◆ **Aim**:
All of the entries must be reproduced exactly, with no images carried over.

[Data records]
╭──
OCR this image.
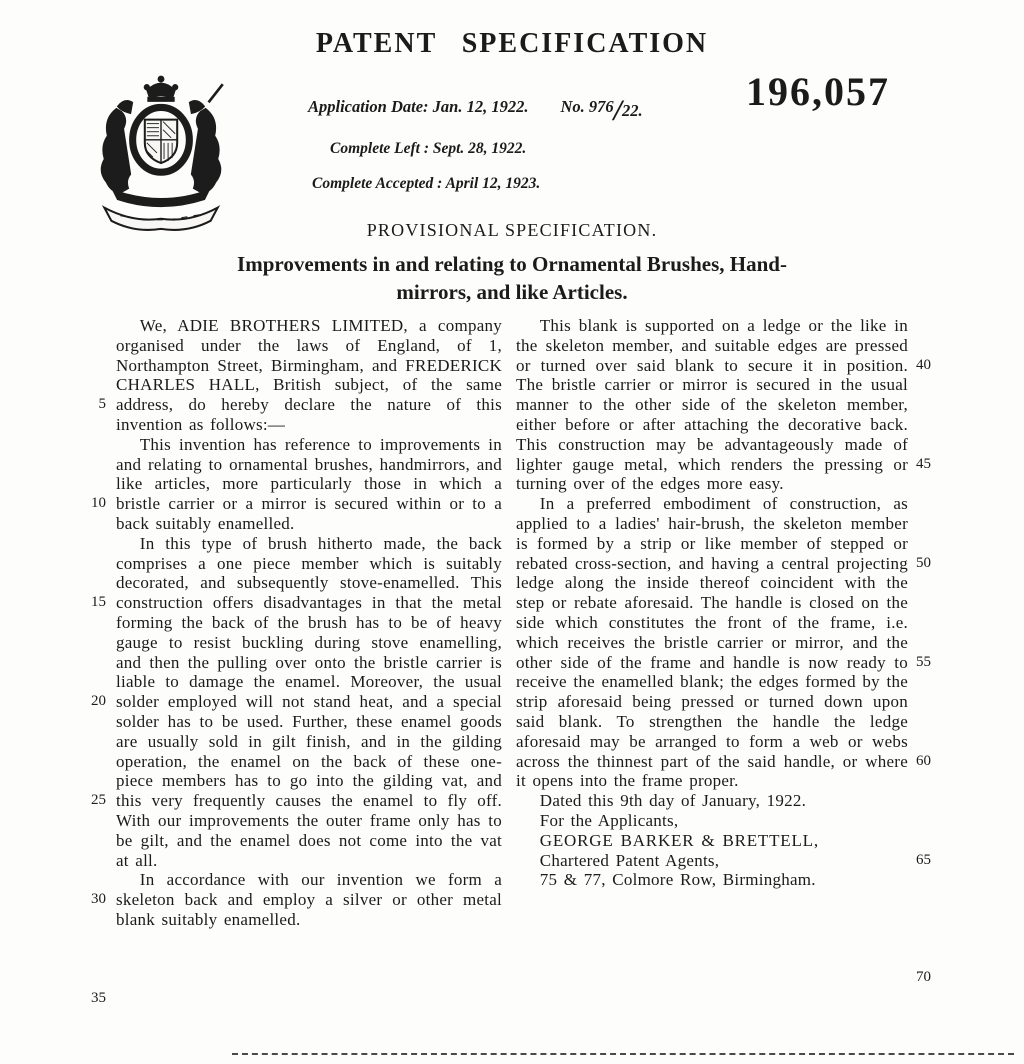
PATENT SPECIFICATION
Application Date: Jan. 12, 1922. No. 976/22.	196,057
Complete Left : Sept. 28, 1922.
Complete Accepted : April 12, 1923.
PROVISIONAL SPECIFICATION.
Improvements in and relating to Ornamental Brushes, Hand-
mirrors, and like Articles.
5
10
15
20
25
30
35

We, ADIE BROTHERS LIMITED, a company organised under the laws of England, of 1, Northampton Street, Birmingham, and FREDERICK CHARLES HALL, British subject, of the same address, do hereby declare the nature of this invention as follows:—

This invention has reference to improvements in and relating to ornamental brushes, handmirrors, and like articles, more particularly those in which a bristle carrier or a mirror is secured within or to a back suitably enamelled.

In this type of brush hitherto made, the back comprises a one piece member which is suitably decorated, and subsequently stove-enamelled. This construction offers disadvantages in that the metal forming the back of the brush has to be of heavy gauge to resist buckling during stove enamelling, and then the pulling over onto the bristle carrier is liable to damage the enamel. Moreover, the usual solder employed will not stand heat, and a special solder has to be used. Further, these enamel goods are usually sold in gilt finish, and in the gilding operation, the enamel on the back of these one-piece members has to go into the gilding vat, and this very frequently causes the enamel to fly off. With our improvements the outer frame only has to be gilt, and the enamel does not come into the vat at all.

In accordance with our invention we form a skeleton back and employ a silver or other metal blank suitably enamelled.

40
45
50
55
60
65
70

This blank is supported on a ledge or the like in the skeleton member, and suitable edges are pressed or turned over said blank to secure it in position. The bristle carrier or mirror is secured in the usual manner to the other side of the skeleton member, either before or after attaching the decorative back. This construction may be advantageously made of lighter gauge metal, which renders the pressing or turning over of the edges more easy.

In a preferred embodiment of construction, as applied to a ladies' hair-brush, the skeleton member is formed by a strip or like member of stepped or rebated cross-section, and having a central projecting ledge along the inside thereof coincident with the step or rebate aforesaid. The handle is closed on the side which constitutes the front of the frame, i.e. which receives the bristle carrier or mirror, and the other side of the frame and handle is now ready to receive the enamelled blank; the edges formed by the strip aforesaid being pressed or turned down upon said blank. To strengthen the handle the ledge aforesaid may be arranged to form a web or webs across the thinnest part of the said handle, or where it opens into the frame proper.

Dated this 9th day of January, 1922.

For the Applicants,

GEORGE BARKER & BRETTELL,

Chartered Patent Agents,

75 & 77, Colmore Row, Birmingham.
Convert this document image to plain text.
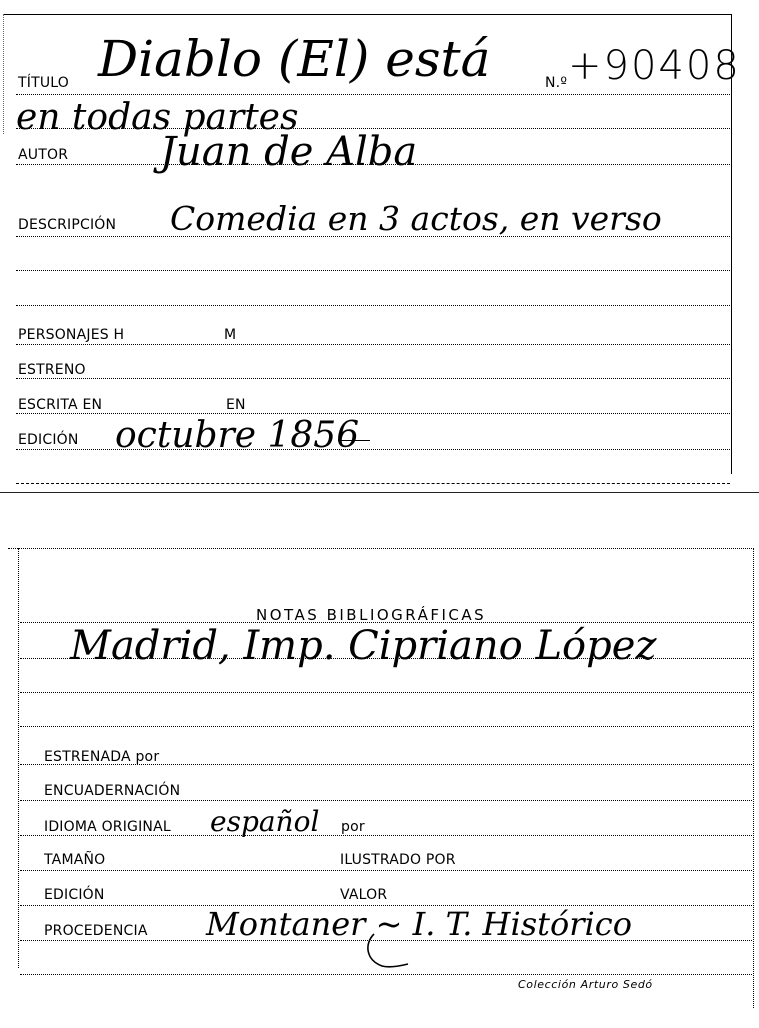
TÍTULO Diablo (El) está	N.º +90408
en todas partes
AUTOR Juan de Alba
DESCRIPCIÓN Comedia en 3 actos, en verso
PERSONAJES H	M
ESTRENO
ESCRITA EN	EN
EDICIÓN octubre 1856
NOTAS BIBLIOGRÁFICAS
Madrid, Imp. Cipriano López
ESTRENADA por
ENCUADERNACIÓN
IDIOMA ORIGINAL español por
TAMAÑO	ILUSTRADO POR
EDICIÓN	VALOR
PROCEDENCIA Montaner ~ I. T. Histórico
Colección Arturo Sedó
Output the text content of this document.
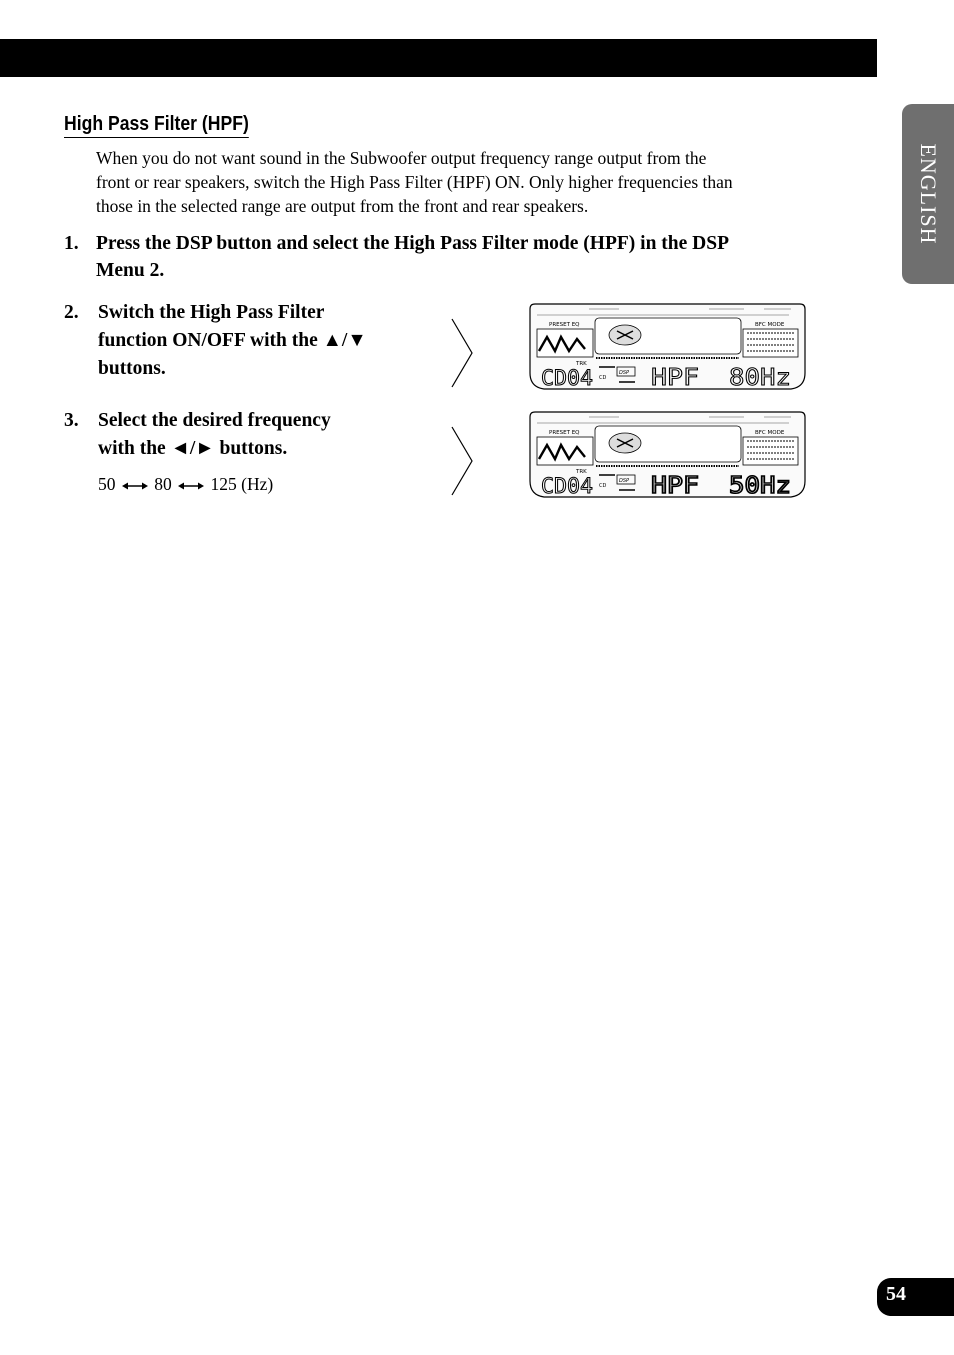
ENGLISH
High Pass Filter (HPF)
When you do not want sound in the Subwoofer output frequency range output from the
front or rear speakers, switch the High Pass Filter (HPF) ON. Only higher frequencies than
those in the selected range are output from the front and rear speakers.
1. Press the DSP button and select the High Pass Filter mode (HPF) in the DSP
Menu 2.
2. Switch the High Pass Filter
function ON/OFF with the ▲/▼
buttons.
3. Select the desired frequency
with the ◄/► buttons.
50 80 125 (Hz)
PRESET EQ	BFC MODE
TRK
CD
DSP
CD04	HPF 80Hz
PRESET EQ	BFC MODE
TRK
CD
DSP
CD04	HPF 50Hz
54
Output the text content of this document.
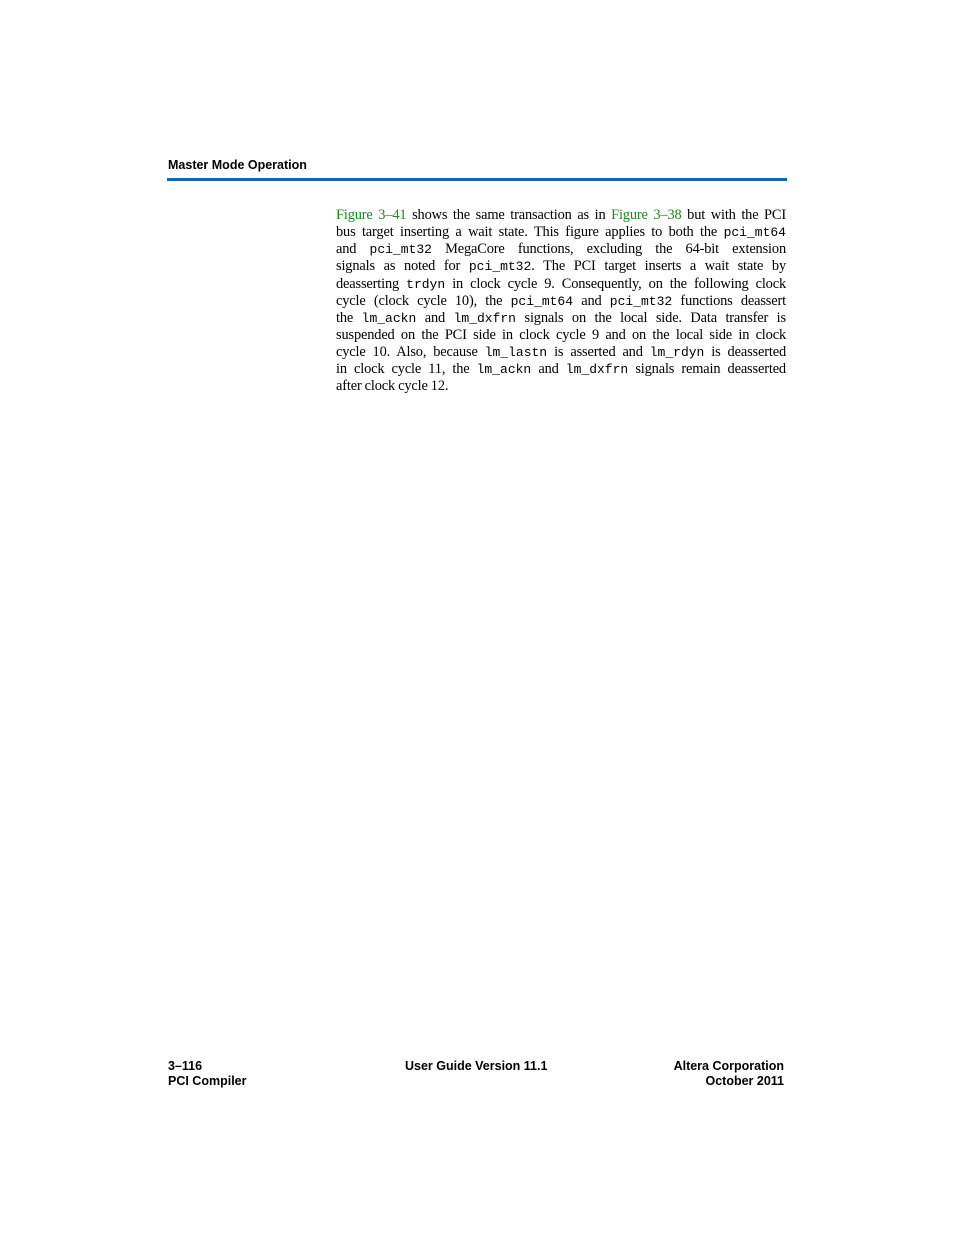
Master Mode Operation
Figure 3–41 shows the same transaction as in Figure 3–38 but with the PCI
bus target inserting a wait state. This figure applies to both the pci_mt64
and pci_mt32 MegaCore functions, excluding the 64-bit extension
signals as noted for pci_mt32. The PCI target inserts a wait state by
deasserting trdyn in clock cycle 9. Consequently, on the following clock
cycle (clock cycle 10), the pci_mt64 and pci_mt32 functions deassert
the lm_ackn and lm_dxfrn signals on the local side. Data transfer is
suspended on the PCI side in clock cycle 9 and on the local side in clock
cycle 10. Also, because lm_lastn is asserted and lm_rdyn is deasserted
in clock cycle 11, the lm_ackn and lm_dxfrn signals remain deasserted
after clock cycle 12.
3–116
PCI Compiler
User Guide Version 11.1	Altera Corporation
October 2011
╰──
◆ **Answer**:
OCR this image.
PATENT SPECIFICATION
Application Date: Jan. 12, 1922. No. 976/22.	196,057
Complete Left : Sept. 28, 1922.
Complete Accepted : April 12, 1923.
PROVISIONAL SPECIFICATION.
Improvements in and relating to Ornamental Brushes, Hand-
mirrors, and like Articles.
5
10
15
20
25
30
35

We, ADIE BROTHERS LIMITED, a company organised under the laws of England, of 1, Northampton Street, Birmingham, and FREDERICK CHARLES HALL, British subject, of the same address, do hereby declare the nature of this invention as follows:—

This invention has reference to improvements in and relating to ornamental brushes, handmirrors, and like articles, more particularly those in which a bristle carrier or a mirror is secured within or to a back suitably enamelled.

In this type of brush hitherto made, the back comprises a one piece member which is suitably decorated, and subsequently stove-enamelled. This construction offers disadvantages in that the metal forming the back of the brush has to be of heavy gauge to resist buckling during stove enamelling, and then the pulling over onto the bristle carrier is liable to damage the enamel. Moreover, the usual solder employed will not stand heat, and a special solder has to be used. Further, these enamel goods are usually sold in gilt finish, and in the gilding operation, the enamel on the back of these one-piece members has to go into the gilding vat, and this very frequently causes the enamel to fly off. With our improvements the outer frame only has to be gilt, and the enamel does not come into the vat at all.

In accordance with our invention we form a skeleton back and employ a silver or other metal blank suitably enamelled.

40
45
50
55
60
65
70

This blank is supported on a ledge or the like in the skeleton member, and suitable edges are pressed or turned over said blank to secure it in position. The bristle carrier or mirror is secured in the usual manner to the other side of the skeleton member, either before or after attaching the decorative back. This construction may be advantageously made of lighter gauge metal, which renders the pressing or turning over of the edges more easy.

In a preferred embodiment of construction, as applied to a ladies' hair-brush, the skeleton member is formed by a strip or like member of stepped or rebated cross-section, and having a central projecting ledge along the inside thereof coincident with the step or rebate aforesaid. The handle is closed on the side which constitutes the front of the frame, i.e. which receives the bristle carrier or mirror, and the other side of the frame and handle is now ready to receive the enamelled blank; the edges formed by the strip aforesaid being pressed or turned down upon said blank. To strengthen the handle the ledge aforesaid may be arranged to form a web or webs across the thinnest part of the said handle, or where it opens into the frame proper.

Dated this 9th day of January, 1922.

For the Applicants,

GEORGE BARKER & BRETTELL,

Chartered Patent Agents,

75 & 77, Colmore Row, Birmingham.
Convert this document image to plain text.
TÍTULO Diablo (El) está	N.º +90408
en todas partes
AUTOR Juan de Alba
DESCRIPCIÓN Comedia en 3 actos, en verso
PERSONAJES H	M
ESTRENO
ESCRITA EN	EN
EDICIÓN octubre 1856
NOTAS BIBLIOGRÁFICAS
Madrid, Imp. Cipriano López
ESTRENADA por
ENCUADERNACIÓN
IDIOMA ORIGINAL español por
TAMAÑO	ILUSTRADO POR
EDICIÓN	VALOR
PROCEDENCIA Montaner ~ I. T. Histórico
Colección Arturo Sedó
Output the text content of this document.
ENGLISH
High Pass Filter (HPF)
When you do not want sound in the Subwoofer output frequency range output from the
front or rear speakers, switch the High Pass Filter (HPF) ON. Only higher frequencies than
those in the selected range are output from the front and rear speakers.
1. Press the DSP button and select the High Pass Filter mode (HPF) in the DSP
Menu 2.
2. Switch the High Pass Filter
function ON/OFF with the ▲/▼
buttons.
3. Select the desired frequency
with the ◄/► buttons.
50 80 125 (Hz)
PRESET EQ	BFC MODE
TRK
CD
DSP
CD04	HPF 80Hz
PRESET EQ	BFC MODE
TRK
CD
DSP
CD04	HPF 50Hz
54
Output the text content of this document.
Master Mode Operation
Figure 3–41 shows the same transaction as in Figure 3–38 but with the PCI
bus target inserting a wait state. This figure applies to both the pci_mt64
and pci_mt32 MegaCore functions, excluding the 64-bit extension
signals as noted for pci_mt32. The PCI target inserts a wait state by
deasserting trdyn in clock cycle 9. Consequently, on the following clock
cycle (clock cycle 10), the pci_mt64 and pci_mt32 functions deassert
the lm_ackn and lm_dxfrn signals on the local side. Data transfer is
suspended on the PCI side in clock cycle 9 and on the local side in clock
cycle 10. Also, because lm_lastn is asserted and lm_rdyn is deasserted
in clock cycle 11, the lm_ackn and lm_dxfrn signals remain deasserted
after clock cycle 12.
3–116
PCI Compiler
User Guide Version 11.1	Altera Corporation
October 2011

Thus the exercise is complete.